#### [Source material]
--- start ---

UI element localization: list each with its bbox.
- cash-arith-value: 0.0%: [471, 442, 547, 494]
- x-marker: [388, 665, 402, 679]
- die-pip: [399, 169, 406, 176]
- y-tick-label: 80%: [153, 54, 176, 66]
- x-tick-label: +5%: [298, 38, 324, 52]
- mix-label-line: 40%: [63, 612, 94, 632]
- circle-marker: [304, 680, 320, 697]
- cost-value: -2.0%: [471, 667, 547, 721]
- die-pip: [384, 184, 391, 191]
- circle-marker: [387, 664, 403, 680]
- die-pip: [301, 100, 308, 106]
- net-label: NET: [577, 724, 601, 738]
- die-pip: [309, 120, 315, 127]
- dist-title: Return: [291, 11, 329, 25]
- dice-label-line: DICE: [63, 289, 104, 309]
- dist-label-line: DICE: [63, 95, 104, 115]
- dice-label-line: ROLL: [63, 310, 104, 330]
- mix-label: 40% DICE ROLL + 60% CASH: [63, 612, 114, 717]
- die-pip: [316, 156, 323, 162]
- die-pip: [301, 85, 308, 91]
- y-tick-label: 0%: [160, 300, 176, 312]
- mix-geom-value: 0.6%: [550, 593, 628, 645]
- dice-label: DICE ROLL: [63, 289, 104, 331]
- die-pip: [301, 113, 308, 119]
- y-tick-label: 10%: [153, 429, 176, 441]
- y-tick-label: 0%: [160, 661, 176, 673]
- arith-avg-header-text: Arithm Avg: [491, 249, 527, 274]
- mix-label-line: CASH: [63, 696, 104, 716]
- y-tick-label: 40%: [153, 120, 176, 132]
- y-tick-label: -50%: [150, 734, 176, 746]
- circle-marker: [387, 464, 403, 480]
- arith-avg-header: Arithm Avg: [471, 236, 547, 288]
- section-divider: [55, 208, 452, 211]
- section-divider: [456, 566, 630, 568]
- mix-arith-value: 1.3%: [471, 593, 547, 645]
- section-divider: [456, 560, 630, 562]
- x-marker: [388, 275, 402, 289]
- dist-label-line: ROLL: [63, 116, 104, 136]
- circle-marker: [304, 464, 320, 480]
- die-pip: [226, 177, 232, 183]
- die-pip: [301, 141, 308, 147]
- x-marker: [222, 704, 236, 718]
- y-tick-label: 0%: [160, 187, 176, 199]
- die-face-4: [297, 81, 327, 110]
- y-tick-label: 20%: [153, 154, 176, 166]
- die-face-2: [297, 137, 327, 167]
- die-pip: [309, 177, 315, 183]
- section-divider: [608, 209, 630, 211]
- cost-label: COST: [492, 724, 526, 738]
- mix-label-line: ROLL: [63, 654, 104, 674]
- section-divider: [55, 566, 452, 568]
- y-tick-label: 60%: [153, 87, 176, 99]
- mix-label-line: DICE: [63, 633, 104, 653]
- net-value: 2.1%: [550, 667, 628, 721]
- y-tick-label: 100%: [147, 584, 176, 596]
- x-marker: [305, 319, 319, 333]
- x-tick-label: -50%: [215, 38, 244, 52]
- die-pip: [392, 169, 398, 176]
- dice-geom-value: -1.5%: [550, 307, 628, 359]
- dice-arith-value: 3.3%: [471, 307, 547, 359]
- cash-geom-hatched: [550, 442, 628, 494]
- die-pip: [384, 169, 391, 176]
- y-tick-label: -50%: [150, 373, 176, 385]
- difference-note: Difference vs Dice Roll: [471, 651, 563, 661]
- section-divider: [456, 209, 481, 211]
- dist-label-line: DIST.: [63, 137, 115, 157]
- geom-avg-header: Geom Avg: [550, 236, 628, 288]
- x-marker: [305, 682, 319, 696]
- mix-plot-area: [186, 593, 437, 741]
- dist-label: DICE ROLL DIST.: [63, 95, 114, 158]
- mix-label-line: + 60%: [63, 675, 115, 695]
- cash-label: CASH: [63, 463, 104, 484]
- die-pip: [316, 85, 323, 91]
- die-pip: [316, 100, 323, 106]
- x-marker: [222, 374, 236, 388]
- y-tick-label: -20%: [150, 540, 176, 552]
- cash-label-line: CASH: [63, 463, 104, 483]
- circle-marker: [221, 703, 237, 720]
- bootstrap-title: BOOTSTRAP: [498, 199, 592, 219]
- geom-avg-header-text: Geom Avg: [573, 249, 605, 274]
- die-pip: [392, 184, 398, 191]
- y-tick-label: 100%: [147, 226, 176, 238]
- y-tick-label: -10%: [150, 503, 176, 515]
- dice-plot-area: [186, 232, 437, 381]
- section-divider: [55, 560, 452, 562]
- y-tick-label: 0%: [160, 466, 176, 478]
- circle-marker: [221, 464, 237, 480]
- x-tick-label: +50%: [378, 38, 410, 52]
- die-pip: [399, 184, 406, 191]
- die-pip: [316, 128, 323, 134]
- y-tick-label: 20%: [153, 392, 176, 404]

--- end ---

#### [Your task]
Write out every one of the lines above, word for word and in the same order.

#### [Exercise result]
UI element localization: list each with its bbox.
- cash-arith-value: 0.0%: [471, 442, 547, 494]
- x-marker: [388, 665, 402, 679]
- die-pip: [399, 169, 406, 176]
- y-tick-label: 80%: [153, 54, 176, 66]
- x-tick-label: +5%: [298, 38, 324, 52]
- mix-label-line: 40%: [63, 612, 94, 632]
- circle-marker: [304, 680, 320, 697]
- cost-value: -2.0%: [471, 667, 547, 721]
- die-pip: [384, 184, 391, 191]
- circle-marker: [387, 664, 403, 680]
- die-pip: [301, 100, 308, 106]
- net-label: NET: [577, 724, 601, 738]
- die-pip: [309, 120, 315, 127]
- dist-title: Return: [291, 11, 329, 25]
- dice-label-line: DICE: [63, 289, 104, 309]
- dist-label-line: DICE: [63, 95, 104, 115]
- dice-label-line: ROLL: [63, 310, 104, 330]
- mix-label: 40% DICE ROLL + 60% CASH: [63, 612, 114, 717]
- die-pip: [316, 156, 323, 162]
- die-pip: [301, 85, 308, 91]
- y-tick-label: 0%: [160, 300, 176, 312]
- mix-geom-value: 0.6%: [550, 593, 628, 645]
- dice-label: DICE ROLL: [63, 289, 104, 331]
- die-pip: [301, 113, 308, 119]
- y-tick-label: 10%: [153, 429, 176, 441]
- y-tick-label: 0%: [160, 661, 176, 673]
- arith-avg-header-text: Arithm Avg: [491, 249, 527, 274]
- mix-label-line: CASH: [63, 696, 104, 716]
- y-tick-label: 40%: [153, 120, 176, 132]
- y-tick-label: -50%: [150, 734, 176, 746]
- circle-marker: [387, 464, 403, 480]
- arith-avg-header: Arithm Avg: [471, 236, 547, 288]
- section-divider: [55, 208, 452, 211]
- section-divider: [456, 566, 630, 568]
- mix-arith-value: 1.3%: [471, 593, 547, 645]
- section-divider: [456, 560, 630, 562]
- x-marker: [388, 275, 402, 289]
- dist-label-line: ROLL: [63, 116, 104, 136]
- circle-marker: [304, 464, 320, 480]
- die-pip: [226, 177, 232, 183]
- die-pip: [301, 141, 308, 147]
- x-marker: [222, 704, 236, 718]
- y-tick-label: 0%: [160, 187, 176, 199]
- die-face-4: [297, 81, 327, 110]
- y-tick-label: 20%: [153, 154, 176, 166]
- die-face-2: [297, 137, 327, 167]
- die-pip: [309, 177, 315, 183]
- section-divider: [608, 209, 630, 211]
- cost-label: COST: [492, 724, 526, 738]
- mix-label-line: ROLL: [63, 654, 104, 674]
- section-divider: [55, 566, 452, 568]
- y-tick-label: 60%: [153, 87, 176, 99]
- mix-label-line: DICE: [63, 633, 104, 653]
- net-value: 2.1%: [550, 667, 628, 721]
- y-tick-label: 100%: [147, 584, 176, 596]
- x-marker: [305, 319, 319, 333]
- x-tick-label: -50%: [215, 38, 244, 52]
- die-pip: [392, 169, 398, 176]
- dice-geom-value: -1.5%: [550, 307, 628, 359]
- dice-arith-value: 3.3%: [471, 307, 547, 359]
- cash-geom-hatched: [550, 442, 628, 494]
- die-pip: [384, 169, 391, 176]
- y-tick-label: -50%: [150, 373, 176, 385]
- difference-note: Difference vs Dice Roll: [471, 651, 563, 661]
- section-divider: [456, 209, 481, 211]
- dist-label-line: DIST.: [63, 137, 115, 157]
- geom-avg-header: Geom Avg: [550, 236, 628, 288]
- x-marker: [305, 682, 319, 696]
- mix-plot-area: [186, 593, 437, 741]
- dist-label: DICE ROLL DIST.: [63, 95, 114, 158]
- mix-label-line: + 60%: [63, 675, 115, 695]
- cash-label: CASH: [63, 463, 104, 484]
- die-pip: [316, 85, 323, 91]
- die-pip: [316, 100, 323, 106]
- x-marker: [222, 374, 236, 388]
- y-tick-label: -20%: [150, 540, 176, 552]
- cash-label-line: CASH: [63, 463, 104, 483]
- circle-marker: [221, 703, 237, 720]
- bootstrap-title: BOOTSTRAP: [498, 199, 592, 219]
- geom-avg-header-text: Geom Avg: [573, 249, 605, 274]
- die-pip: [392, 184, 398, 191]
- y-tick-label: 100%: [147, 226, 176, 238]
- y-tick-label: -10%: [150, 503, 176, 515]
- dice-plot-area: [186, 232, 437, 381]
- section-divider: [55, 560, 452, 562]
- y-tick-label: 0%: [160, 466, 176, 478]
- circle-marker: [221, 464, 237, 480]
- x-tick-label: +50%: [378, 38, 410, 52]
- die-pip: [399, 184, 406, 191]
- die-pip: [316, 128, 323, 134]
- y-tick-label: 20%: [153, 392, 176, 404]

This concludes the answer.